> Given request
Below are some records. Copy every line in them that holds "bold".

Figure content listings:

— BEGIN —

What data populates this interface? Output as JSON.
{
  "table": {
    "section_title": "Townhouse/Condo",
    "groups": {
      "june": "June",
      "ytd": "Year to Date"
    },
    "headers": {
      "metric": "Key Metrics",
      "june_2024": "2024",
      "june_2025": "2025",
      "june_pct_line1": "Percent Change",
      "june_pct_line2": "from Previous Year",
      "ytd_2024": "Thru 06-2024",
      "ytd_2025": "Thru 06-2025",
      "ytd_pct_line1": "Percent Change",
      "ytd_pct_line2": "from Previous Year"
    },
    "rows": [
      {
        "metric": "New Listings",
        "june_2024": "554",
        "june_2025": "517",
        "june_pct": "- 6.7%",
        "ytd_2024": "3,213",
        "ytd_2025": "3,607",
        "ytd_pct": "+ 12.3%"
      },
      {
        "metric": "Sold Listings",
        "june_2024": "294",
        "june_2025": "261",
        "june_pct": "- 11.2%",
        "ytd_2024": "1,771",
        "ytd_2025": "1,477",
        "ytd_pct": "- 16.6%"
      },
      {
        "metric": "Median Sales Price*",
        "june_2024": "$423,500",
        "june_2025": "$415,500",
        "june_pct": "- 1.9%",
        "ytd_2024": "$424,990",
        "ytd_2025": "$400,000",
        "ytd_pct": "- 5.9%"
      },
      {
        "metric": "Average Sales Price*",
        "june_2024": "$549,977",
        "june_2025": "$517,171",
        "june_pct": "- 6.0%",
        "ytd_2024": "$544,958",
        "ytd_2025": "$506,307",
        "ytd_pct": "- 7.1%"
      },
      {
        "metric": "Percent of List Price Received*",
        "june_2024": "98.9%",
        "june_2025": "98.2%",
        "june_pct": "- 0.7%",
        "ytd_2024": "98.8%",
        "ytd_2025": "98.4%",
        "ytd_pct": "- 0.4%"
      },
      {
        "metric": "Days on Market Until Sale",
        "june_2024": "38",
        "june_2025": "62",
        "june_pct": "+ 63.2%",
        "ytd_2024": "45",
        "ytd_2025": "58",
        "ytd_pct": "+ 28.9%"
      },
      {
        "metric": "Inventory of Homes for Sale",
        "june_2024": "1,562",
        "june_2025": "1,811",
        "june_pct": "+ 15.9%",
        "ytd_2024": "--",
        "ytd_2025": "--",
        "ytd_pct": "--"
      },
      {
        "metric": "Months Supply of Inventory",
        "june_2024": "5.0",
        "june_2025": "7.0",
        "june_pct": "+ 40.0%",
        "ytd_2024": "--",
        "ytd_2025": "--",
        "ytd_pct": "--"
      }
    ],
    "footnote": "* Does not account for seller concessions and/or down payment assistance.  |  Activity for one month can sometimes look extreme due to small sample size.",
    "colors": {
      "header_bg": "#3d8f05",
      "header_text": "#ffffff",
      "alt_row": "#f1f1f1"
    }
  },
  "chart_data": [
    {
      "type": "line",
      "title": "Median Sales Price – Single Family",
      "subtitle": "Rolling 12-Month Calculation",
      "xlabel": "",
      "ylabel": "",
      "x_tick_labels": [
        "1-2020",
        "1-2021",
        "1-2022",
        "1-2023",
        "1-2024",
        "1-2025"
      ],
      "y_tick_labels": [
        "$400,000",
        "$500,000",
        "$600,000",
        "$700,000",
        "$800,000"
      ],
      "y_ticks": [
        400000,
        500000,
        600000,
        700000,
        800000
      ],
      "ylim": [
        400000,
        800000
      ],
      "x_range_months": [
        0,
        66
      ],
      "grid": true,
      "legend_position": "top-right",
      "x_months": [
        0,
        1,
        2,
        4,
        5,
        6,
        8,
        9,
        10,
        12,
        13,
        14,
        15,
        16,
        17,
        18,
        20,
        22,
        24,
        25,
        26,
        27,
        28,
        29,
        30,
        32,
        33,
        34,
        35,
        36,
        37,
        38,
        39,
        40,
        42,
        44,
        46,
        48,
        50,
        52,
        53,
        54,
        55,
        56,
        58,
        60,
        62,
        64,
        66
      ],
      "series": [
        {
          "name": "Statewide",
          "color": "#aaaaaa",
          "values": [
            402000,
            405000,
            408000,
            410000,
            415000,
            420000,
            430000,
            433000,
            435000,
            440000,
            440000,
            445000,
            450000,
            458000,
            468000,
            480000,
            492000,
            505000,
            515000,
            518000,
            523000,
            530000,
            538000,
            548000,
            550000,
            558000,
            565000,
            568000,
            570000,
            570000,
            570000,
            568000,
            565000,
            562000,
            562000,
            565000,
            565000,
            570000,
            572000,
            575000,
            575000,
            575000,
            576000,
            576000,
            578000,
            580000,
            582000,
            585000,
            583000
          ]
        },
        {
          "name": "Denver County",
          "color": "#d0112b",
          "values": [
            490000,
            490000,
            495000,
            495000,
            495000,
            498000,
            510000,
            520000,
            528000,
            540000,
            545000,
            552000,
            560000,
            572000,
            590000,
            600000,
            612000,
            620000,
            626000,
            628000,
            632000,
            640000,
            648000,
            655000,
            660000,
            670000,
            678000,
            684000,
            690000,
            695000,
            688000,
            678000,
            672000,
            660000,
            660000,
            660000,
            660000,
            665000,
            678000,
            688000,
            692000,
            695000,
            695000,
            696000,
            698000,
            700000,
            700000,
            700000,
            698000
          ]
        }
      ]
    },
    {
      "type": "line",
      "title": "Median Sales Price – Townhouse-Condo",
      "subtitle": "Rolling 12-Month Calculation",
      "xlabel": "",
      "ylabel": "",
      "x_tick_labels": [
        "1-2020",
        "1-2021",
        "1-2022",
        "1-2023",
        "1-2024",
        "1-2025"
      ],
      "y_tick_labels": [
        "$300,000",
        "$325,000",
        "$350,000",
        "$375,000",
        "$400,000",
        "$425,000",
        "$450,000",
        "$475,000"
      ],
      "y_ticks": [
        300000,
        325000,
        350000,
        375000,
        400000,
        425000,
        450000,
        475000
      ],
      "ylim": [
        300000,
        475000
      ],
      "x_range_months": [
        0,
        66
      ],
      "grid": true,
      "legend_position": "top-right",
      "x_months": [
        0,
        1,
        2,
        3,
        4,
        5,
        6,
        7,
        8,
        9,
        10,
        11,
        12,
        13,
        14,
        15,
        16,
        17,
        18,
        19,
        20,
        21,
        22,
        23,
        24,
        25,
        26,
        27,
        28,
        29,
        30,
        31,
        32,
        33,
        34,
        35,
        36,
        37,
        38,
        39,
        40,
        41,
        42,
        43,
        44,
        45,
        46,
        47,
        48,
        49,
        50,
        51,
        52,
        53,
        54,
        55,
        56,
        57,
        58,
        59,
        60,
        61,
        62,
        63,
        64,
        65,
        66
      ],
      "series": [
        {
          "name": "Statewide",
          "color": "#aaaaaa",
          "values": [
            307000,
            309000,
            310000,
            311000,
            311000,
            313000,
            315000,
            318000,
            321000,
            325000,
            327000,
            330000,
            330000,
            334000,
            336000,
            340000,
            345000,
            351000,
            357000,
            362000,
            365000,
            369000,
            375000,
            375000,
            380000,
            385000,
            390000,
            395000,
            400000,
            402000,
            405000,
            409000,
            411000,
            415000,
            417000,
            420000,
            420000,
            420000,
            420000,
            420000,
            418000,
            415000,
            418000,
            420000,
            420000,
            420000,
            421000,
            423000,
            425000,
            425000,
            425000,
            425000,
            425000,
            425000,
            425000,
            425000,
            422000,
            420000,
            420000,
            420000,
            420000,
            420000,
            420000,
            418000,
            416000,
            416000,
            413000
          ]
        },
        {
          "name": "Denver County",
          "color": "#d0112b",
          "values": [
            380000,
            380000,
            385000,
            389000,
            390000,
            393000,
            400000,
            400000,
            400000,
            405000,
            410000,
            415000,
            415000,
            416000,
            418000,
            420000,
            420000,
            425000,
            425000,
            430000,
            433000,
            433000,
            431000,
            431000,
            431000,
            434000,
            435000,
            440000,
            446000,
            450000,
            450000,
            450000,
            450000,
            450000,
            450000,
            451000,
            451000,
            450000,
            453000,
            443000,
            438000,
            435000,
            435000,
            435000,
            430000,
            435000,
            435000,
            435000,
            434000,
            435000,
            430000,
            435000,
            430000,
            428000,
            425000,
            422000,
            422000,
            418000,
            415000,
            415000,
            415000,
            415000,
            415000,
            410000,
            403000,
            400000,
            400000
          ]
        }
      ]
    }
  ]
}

— END —
— BEGIN —

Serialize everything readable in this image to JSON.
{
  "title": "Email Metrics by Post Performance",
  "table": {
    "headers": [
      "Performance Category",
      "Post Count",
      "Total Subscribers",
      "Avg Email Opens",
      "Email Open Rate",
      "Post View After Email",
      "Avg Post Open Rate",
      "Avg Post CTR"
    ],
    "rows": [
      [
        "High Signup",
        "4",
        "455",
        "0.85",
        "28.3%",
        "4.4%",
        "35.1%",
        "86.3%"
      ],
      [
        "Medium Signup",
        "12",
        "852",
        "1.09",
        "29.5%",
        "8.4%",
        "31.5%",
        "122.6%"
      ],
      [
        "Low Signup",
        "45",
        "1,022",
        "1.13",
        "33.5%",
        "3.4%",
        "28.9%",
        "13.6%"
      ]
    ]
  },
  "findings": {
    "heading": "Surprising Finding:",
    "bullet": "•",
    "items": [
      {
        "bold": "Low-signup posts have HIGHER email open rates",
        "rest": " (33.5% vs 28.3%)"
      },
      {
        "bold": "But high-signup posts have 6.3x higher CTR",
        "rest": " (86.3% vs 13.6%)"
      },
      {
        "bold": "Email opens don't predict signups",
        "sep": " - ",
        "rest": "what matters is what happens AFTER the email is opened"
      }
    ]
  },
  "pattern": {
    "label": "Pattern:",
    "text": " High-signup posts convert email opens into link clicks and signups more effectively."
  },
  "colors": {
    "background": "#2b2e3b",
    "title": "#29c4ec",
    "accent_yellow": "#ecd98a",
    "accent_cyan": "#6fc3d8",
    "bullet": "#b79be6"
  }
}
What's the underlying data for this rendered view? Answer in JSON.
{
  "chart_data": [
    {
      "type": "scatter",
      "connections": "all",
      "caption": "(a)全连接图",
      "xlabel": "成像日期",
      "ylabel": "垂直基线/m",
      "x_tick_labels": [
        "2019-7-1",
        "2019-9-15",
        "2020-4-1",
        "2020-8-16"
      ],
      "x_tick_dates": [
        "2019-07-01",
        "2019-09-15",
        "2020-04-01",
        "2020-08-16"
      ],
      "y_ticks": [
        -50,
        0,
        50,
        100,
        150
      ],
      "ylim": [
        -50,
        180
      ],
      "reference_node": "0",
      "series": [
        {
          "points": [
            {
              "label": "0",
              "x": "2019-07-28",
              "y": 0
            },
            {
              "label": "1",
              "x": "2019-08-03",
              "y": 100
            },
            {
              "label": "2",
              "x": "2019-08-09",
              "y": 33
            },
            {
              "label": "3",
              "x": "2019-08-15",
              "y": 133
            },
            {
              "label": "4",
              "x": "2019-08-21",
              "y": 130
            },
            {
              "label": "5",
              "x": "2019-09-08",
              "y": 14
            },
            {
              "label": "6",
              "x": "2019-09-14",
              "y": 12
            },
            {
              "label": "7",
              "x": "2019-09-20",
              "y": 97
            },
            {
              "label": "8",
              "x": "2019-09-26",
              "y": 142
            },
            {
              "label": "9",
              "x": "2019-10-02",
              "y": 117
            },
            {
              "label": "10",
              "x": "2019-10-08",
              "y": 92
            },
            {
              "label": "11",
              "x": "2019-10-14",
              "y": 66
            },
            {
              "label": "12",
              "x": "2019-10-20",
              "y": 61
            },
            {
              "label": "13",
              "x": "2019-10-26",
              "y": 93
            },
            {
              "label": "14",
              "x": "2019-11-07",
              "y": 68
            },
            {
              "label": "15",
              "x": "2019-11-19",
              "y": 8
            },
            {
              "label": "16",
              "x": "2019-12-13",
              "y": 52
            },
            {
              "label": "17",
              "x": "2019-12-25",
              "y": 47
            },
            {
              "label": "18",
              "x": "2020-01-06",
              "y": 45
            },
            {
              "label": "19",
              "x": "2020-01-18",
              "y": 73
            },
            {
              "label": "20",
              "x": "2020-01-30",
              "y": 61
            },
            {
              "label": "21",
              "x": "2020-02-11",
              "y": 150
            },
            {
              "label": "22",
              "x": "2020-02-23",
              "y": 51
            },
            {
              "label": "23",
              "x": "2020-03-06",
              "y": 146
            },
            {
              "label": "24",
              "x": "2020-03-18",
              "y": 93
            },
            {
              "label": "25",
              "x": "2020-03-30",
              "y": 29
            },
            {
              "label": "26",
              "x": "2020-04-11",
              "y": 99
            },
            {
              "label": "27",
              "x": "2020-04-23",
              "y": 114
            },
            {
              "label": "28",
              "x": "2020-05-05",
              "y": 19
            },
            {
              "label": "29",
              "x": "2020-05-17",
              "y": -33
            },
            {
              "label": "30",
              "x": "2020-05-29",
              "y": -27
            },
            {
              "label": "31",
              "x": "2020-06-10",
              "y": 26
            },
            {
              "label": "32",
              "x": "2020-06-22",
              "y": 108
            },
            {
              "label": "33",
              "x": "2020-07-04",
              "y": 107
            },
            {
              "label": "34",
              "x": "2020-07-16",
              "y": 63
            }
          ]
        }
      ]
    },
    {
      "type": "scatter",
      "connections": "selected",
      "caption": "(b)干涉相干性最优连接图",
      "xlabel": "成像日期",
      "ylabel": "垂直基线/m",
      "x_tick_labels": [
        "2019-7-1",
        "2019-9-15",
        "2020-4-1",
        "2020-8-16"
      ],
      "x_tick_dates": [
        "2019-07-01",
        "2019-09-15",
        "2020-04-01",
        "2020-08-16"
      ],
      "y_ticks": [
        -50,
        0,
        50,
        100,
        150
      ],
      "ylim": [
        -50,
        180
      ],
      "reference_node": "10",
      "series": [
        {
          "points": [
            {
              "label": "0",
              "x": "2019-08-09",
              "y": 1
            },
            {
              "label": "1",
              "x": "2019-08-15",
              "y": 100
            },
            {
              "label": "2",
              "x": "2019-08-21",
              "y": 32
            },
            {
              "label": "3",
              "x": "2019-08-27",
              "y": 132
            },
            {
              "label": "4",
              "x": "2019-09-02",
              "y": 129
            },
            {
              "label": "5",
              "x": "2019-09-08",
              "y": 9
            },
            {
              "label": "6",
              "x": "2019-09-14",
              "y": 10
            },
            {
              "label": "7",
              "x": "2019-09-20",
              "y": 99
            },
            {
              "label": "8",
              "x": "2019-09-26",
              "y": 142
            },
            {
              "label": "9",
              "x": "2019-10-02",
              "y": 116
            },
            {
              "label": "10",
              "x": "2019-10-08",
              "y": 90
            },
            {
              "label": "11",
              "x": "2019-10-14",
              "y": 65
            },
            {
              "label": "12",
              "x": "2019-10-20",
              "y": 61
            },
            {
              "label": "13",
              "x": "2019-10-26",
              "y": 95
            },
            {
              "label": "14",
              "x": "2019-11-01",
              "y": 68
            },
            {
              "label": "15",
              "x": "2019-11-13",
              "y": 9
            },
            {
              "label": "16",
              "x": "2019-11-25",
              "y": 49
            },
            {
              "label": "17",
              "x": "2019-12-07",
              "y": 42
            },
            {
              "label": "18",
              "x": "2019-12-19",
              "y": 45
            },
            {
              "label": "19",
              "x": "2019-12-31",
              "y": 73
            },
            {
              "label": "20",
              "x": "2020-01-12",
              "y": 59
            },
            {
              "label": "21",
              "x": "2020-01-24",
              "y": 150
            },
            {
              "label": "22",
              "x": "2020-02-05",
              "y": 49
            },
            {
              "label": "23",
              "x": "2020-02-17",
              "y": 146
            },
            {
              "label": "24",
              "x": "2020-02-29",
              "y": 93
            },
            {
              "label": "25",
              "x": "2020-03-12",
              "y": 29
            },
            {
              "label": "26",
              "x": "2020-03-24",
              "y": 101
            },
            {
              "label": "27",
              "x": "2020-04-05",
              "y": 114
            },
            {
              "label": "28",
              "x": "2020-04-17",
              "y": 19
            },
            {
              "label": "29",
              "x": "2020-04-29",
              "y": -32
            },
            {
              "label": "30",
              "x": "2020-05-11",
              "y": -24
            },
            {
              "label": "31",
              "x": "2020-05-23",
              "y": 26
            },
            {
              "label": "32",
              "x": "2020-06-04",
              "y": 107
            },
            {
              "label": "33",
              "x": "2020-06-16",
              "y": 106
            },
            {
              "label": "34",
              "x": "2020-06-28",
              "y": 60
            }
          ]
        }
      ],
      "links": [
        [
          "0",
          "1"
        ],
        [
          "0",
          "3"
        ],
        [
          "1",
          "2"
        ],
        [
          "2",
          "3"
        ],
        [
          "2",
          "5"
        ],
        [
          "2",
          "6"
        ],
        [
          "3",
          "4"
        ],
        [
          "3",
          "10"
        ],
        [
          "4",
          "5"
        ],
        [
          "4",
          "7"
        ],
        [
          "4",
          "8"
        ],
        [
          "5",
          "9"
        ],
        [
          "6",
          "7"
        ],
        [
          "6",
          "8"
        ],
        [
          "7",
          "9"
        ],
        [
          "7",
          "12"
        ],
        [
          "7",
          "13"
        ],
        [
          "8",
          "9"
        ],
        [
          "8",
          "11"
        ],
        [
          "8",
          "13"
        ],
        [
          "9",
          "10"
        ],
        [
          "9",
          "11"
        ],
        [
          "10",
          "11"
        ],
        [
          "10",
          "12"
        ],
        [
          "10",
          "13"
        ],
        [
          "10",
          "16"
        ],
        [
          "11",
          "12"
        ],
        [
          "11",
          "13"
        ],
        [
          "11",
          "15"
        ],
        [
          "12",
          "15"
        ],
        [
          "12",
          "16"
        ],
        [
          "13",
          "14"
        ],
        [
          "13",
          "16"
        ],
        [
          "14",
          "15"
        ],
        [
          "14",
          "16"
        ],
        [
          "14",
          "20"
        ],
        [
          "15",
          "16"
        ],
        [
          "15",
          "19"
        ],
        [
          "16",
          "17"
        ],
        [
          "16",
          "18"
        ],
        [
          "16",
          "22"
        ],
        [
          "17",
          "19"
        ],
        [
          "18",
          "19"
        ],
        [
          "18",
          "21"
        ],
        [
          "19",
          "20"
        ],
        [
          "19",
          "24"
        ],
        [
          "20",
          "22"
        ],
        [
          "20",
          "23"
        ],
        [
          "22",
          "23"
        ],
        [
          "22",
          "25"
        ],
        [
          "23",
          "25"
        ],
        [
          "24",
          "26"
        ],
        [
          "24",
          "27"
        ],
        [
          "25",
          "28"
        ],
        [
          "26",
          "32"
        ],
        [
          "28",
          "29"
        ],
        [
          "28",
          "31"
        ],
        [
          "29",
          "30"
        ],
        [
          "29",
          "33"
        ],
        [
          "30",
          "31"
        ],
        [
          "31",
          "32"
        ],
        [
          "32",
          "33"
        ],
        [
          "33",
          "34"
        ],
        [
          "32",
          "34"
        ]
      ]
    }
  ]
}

— END —

> Result
        "bold": "Low-signup posts have HIGHER email open rates",
        "bold": "But high-signup posts have 6.3x higher CTR",
        "bold": "Email opens don't predict signups",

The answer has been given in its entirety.